→ TASK PROMPT:
Select every line in the rows below that contains the string "copy", matching case exactly.

★ ★ ★

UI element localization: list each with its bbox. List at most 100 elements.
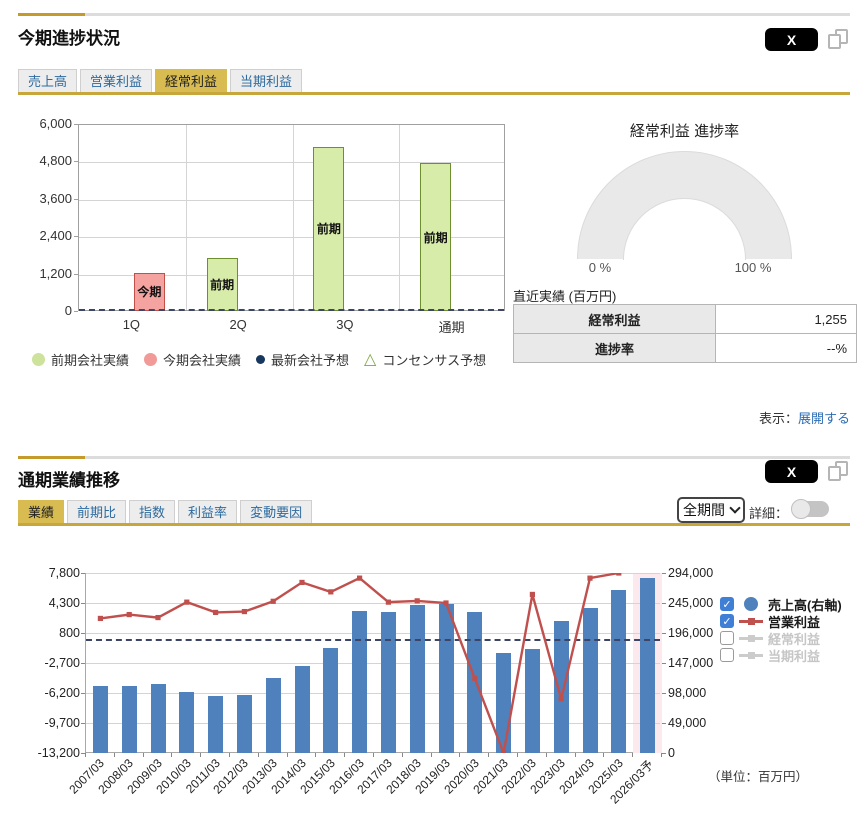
tab-yoy[interactable]: 前期比: [67, 500, 127, 524]
tab-change-factors[interactable]: 変動要因: [240, 500, 313, 524]
x-axis-label: 2Q: [229, 317, 247, 332]
page-title: 今期進捗状況: [18, 29, 120, 48]
table-row: 進捗率 --%: [513, 333, 857, 363]
legend-checkbox[interactable]: [720, 631, 734, 645]
revenue-bar: [150, 684, 166, 753]
revenue-bar: [380, 612, 396, 753]
axis-tick: [81, 723, 85, 724]
x-share-button[interactable]: X: [765, 28, 818, 51]
gridline: [79, 274, 504, 276]
legend-label: 当期利益: [768, 648, 821, 664]
right-axis-label: 196,000: [668, 626, 714, 640]
axis-tick: [229, 753, 230, 757]
x-axis-label: 3Q: [336, 317, 354, 332]
progress-gauge-panel: 経常利益 進捗率 0 % 100 % 直近実績 (百万円) 経常利益 1,255…: [510, 110, 859, 400]
legend-checkbox[interactable]: ✓: [720, 614, 734, 628]
copy-icon[interactable]: [828, 461, 848, 481]
revenue-bar: [265, 678, 281, 753]
copy-icon[interactable]: [828, 29, 848, 49]
left-axis-label: -2,700: [44, 656, 80, 670]
axis-tick: [603, 753, 605, 757]
left-axis-label: -13,200: [37, 746, 80, 760]
period-select-value: 全期間: [683, 502, 725, 518]
period-select[interactable]: 全期間: [677, 497, 745, 523]
legend-item: △ コンセンサス予想: [364, 350, 486, 369]
right-axis-label: 0: [668, 746, 675, 760]
accent-bar: [18, 13, 85, 16]
legend-checkbox[interactable]: [720, 648, 734, 662]
legend-label: コンセンサス予想: [382, 353, 487, 368]
y-axis-label: 1,200: [39, 265, 72, 281]
axis-tick: [661, 753, 662, 757]
bar-label: 前期: [316, 222, 341, 237]
legend-dot-icon: [256, 355, 266, 364]
legend-item[interactable]: ✓ 売上高(右軸): [720, 596, 842, 613]
axis-tick: [430, 753, 432, 757]
performance-trend-chart: ✓ 売上高(右軸) ✓ 営業利益 経常利益 当期利益 （単位：百万円） 7,800 4,30…: [18, 560, 856, 826]
x-logo-icon: X: [786, 463, 797, 480]
recent-results-table: 経常利益 1,255 進捗率 --%: [513, 304, 857, 363]
left-axis-label: 7,800: [48, 566, 80, 580]
tab-sales[interactable]: 売上高: [18, 69, 78, 93]
axis-tick: [74, 198, 78, 200]
tab-results[interactable]: 業績: [18, 500, 65, 524]
expand-link[interactable]: 展開する: [797, 411, 850, 426]
row-value: --%: [715, 333, 857, 363]
legend-dot-icon: [32, 353, 45, 366]
revenue-bar: [236, 694, 252, 753]
legend-dot-icon: [744, 597, 758, 611]
tab-operating-profit[interactable]: 営業利益: [80, 69, 153, 93]
performance-chart-legend: ✓ 売上高(右軸) ✓ 営業利益 経常利益 当期利益: [720, 596, 842, 664]
legend-dot-icon: [144, 353, 158, 366]
axis-tick: [142, 753, 144, 757]
revenue-bar: [467, 611, 483, 753]
axis-tick: [81, 753, 85, 754]
previous-period-bar: 前期: [206, 258, 238, 311]
display-options-row: 表示：展開する: [560, 408, 850, 427]
axis-tick: [171, 753, 173, 757]
gridline: [185, 125, 187, 310]
section-divider: [18, 456, 850, 459]
legend-item[interactable]: ✓ 営業利益: [720, 613, 842, 630]
bar-label: 前期: [423, 230, 448, 245]
y-axis-label: 4,800: [39, 153, 72, 169]
operating-profit-line: [97, 573, 622, 753]
detail-toggle[interactable]: [791, 499, 829, 519]
tab-net-profit[interactable]: 当期利益: [230, 69, 303, 93]
gridline: [86, 573, 660, 574]
progress-chart: 今期 前期 前期 前期 前期会社実績 今期会社実績 最新会社予想 △ コンセンサス予想 6,0…: [18, 110, 518, 400]
revenue-bar: [524, 648, 540, 753]
zero-line: [86, 638, 660, 641]
tab-profit-margin[interactable]: 利益率: [178, 500, 238, 524]
tab-index[interactable]: 指数: [129, 500, 176, 524]
y-axis-label: 2,400: [39, 228, 72, 244]
tab-ordinary-profit[interactable]: 経常利益: [155, 69, 228, 93]
left-axis-label: 4,300: [48, 596, 80, 610]
bar-label: 前期: [210, 278, 235, 293]
current-period-bar: 今期: [133, 272, 165, 311]
legend-checkbox[interactable]: ✓: [720, 597, 734, 611]
tabbar-underline: [18, 92, 850, 95]
legend-item[interactable]: 経常利益: [720, 630, 842, 647]
axis-tick: [74, 161, 78, 163]
legend-item[interactable]: 当期利益: [720, 647, 842, 664]
x-share-button[interactable]: X: [765, 460, 818, 483]
axis-tick: [81, 663, 85, 664]
gridline: [79, 162, 504, 164]
section-title: 通期業績推移: [18, 471, 120, 490]
right-axis-label: 98,000: [668, 686, 707, 700]
axis-tick: [459, 753, 461, 757]
axis-tick: [74, 273, 78, 275]
revenue-bar: [582, 607, 598, 753]
axis-tick: [373, 753, 374, 757]
gridline: [86, 633, 660, 634]
right-axis-label: 245,000: [668, 596, 714, 610]
legend-item: 前期会社実績: [32, 350, 129, 369]
legend-label: 営業利益: [768, 614, 821, 630]
axis-tick: [81, 573, 85, 574]
y-axis-label: 3,600: [39, 190, 72, 206]
gridline: [292, 125, 294, 310]
axis-tick: [113, 753, 115, 757]
gauge-min-label: 0 %: [588, 260, 612, 275]
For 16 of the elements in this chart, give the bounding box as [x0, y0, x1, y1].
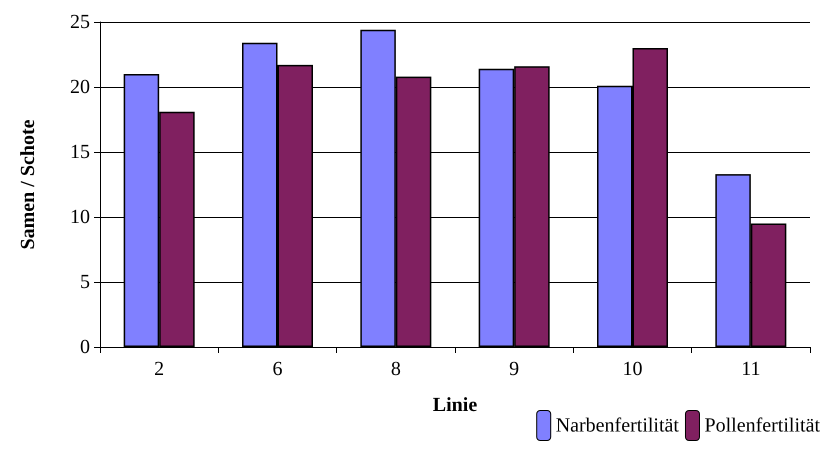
x-tick-label: 2 — [154, 358, 164, 380]
y-axis-title: Samen / Schote — [17, 119, 39, 250]
x-tick-label: 6 — [272, 358, 282, 380]
y-tick-label: 5 — [80, 271, 90, 293]
x-tick-label: 8 — [390, 358, 401, 380]
legend-label: Pollenfertilität — [704, 414, 820, 436]
x-tick-label: 9 — [509, 358, 520, 380]
x-axis-title: Linie — [432, 394, 478, 416]
y-tick-label: 10 — [70, 206, 90, 228]
y-tick-label: 0 — [80, 336, 90, 358]
legend-label: Narbenfertilität — [556, 414, 680, 436]
x-tick-label: 10 — [622, 358, 642, 380]
y-tick-label: 25 — [70, 11, 90, 33]
x-tick-label: 11 — [741, 358, 760, 380]
y-tick-label: 20 — [70, 76, 90, 98]
y-tick-label: 15 — [70, 141, 90, 163]
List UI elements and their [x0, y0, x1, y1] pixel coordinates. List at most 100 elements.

★ ★ ★

→ WRITTEN ANSWER:
copy-icon[interactable]: [828, 461, 848, 481]
copy-icon[interactable]: [828, 29, 848, 49]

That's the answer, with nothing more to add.